◆ **Records from a collection**
■ ■ ■ ■ ■ ■ ■
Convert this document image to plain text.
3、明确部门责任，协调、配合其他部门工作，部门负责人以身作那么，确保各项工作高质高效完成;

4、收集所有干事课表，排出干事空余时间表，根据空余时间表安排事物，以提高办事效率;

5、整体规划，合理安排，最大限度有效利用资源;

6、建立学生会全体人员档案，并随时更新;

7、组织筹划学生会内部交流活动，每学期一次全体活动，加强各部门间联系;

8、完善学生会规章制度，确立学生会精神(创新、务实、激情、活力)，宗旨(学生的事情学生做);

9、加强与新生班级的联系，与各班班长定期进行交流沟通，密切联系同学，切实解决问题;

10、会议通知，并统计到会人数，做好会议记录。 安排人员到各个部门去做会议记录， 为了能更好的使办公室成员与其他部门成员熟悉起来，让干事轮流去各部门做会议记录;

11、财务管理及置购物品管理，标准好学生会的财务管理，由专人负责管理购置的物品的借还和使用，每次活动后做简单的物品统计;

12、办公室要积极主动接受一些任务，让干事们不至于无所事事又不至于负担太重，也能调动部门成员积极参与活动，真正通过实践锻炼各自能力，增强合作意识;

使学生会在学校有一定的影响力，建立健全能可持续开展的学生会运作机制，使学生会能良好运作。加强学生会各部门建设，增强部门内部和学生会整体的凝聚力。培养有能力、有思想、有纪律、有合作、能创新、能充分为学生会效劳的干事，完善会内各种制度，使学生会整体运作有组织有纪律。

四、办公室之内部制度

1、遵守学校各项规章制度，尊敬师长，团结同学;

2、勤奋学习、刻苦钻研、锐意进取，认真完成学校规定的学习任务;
■ ■ ■ ■ ■ ■ ■
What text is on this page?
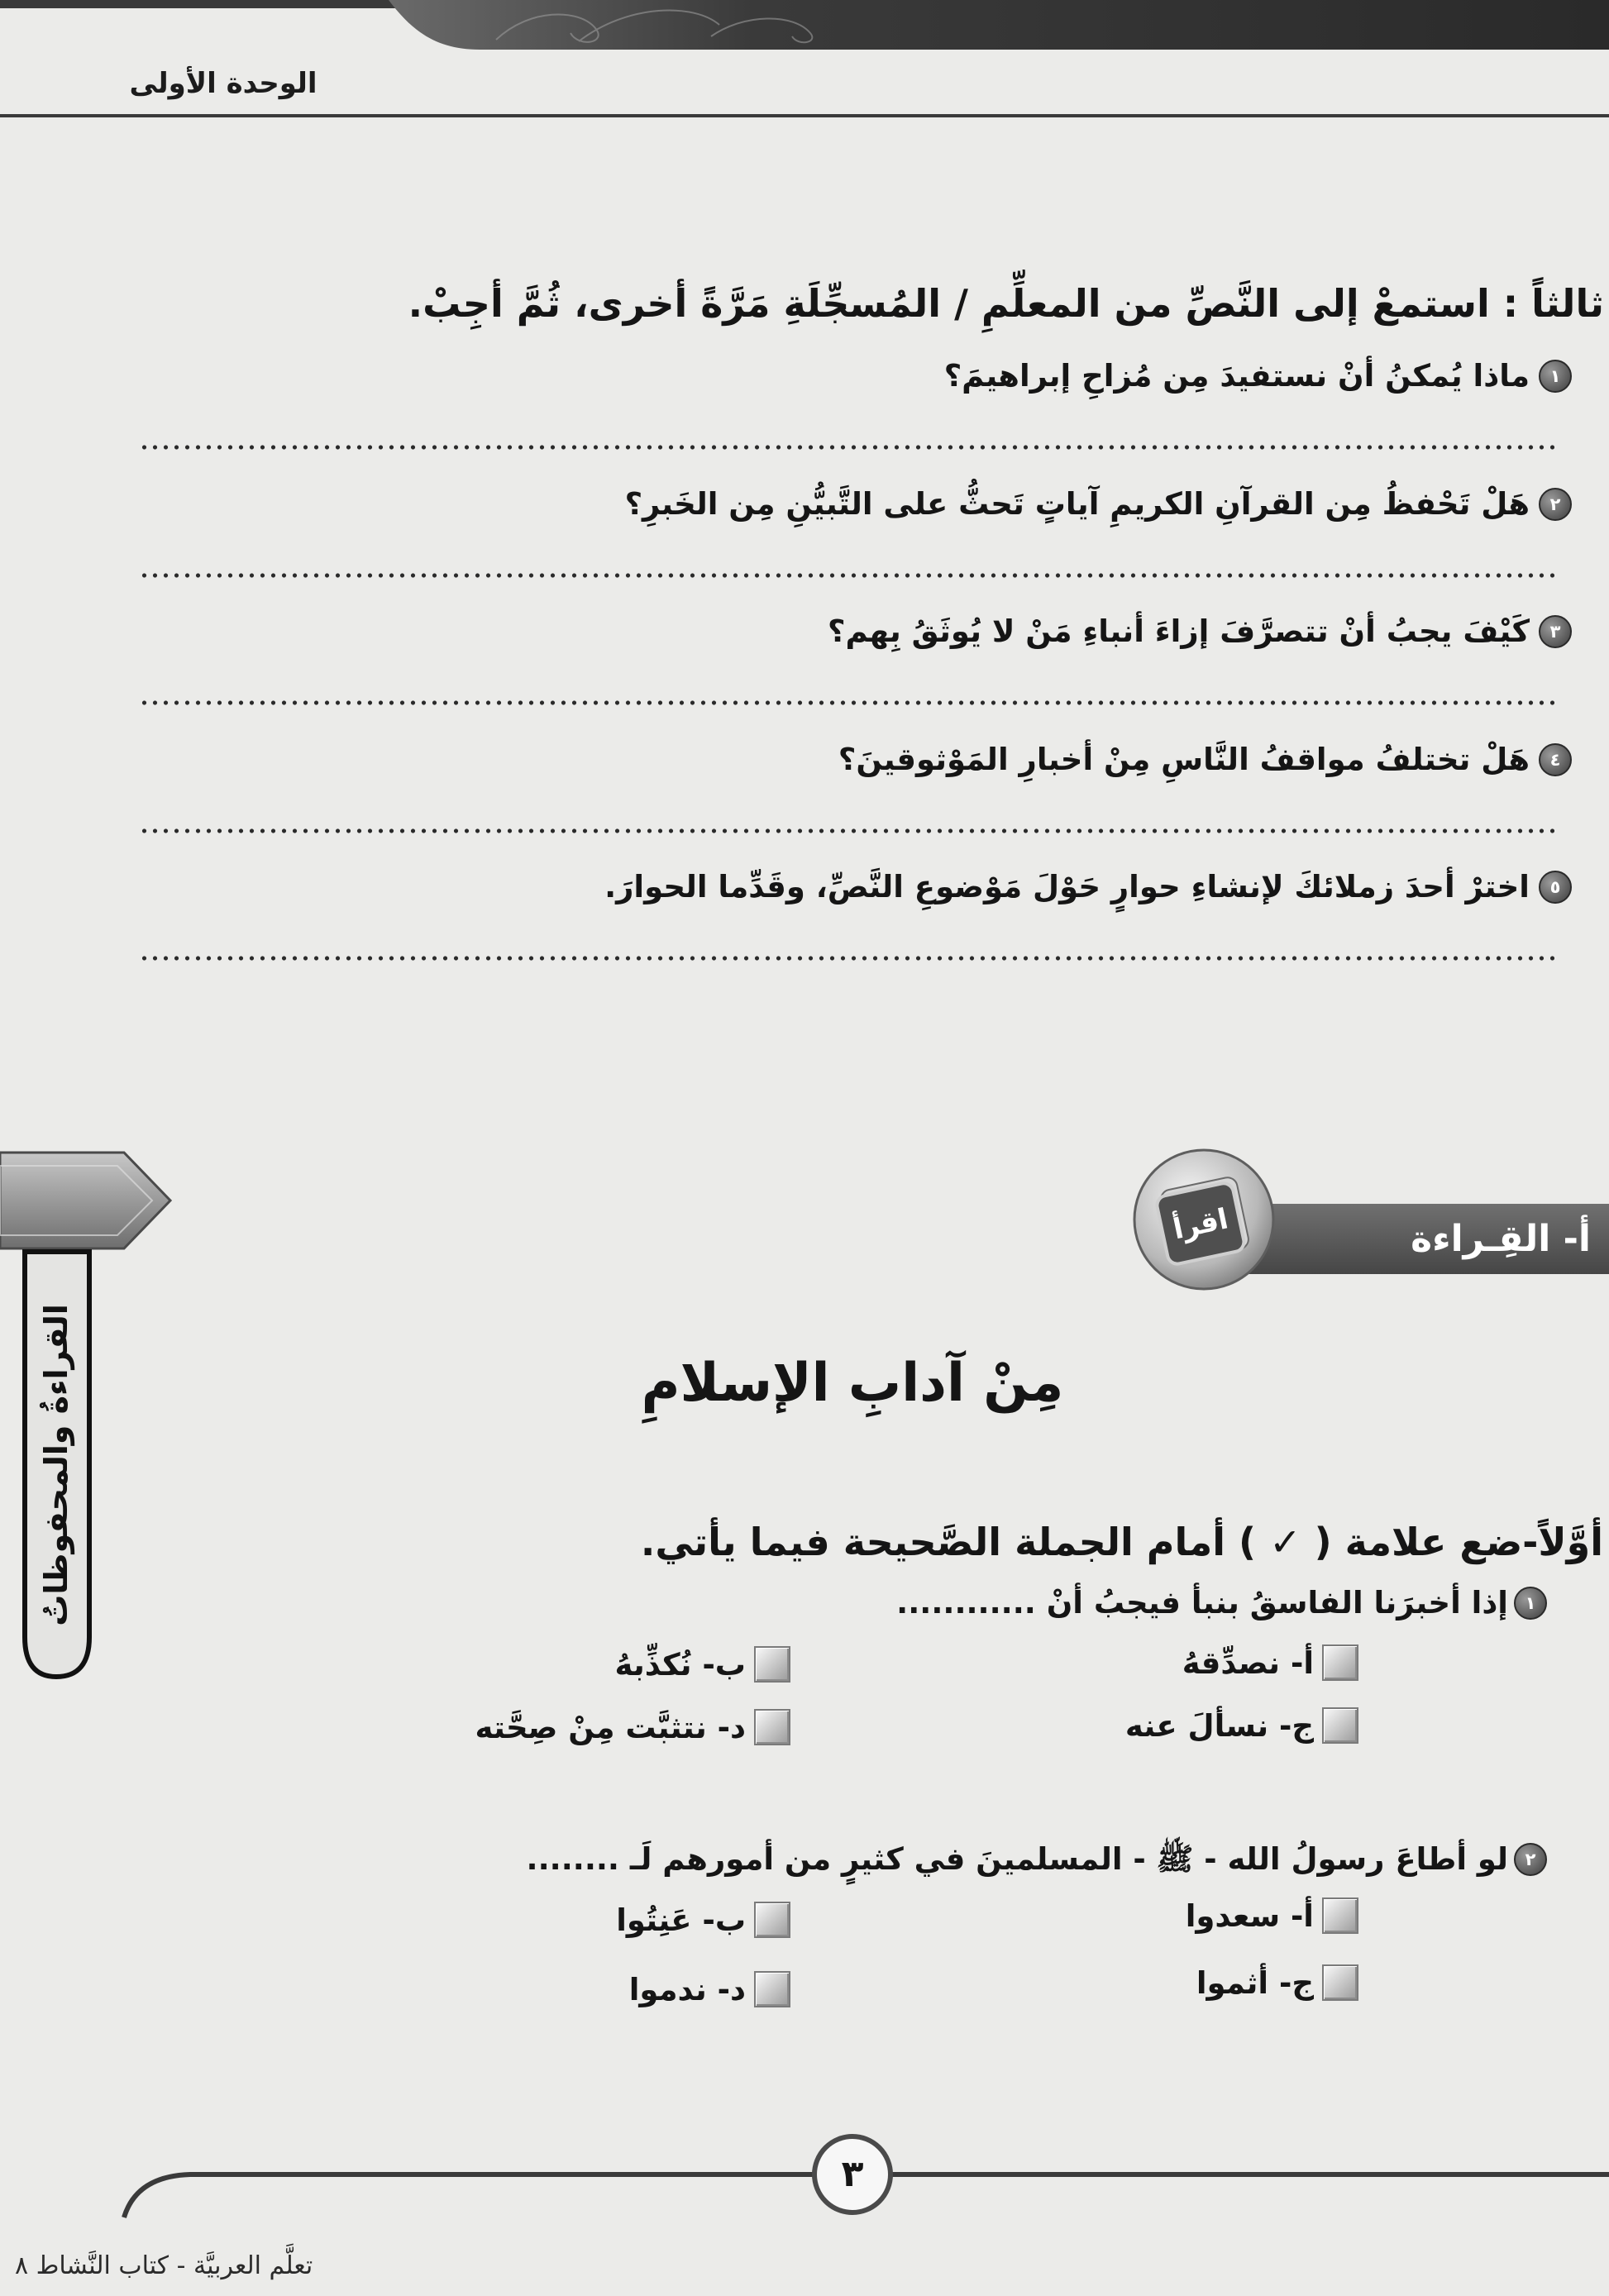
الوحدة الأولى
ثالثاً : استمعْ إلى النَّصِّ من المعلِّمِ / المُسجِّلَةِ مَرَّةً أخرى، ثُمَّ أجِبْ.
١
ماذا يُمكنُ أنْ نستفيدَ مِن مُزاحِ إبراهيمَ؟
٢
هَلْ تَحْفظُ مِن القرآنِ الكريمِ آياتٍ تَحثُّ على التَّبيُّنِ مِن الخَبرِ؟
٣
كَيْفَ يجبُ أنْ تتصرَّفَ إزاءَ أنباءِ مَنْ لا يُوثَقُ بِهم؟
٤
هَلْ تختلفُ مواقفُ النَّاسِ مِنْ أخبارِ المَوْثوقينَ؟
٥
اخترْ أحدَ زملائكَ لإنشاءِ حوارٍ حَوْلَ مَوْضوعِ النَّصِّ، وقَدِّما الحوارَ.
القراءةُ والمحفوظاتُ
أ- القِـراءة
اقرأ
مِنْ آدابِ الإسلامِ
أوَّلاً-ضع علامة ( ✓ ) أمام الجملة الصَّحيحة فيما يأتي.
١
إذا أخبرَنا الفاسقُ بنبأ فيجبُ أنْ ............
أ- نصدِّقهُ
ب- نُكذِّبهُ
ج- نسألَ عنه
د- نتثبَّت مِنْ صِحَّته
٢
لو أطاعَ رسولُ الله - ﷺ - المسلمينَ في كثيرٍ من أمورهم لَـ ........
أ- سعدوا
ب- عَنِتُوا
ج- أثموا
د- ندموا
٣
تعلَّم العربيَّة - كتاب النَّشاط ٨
■ ■ ■ ■ ■ ■ ■
Report every line containing the word "this" from the listing above.

◆ **The result**
Convert this document image to plain text.
What text is on this page?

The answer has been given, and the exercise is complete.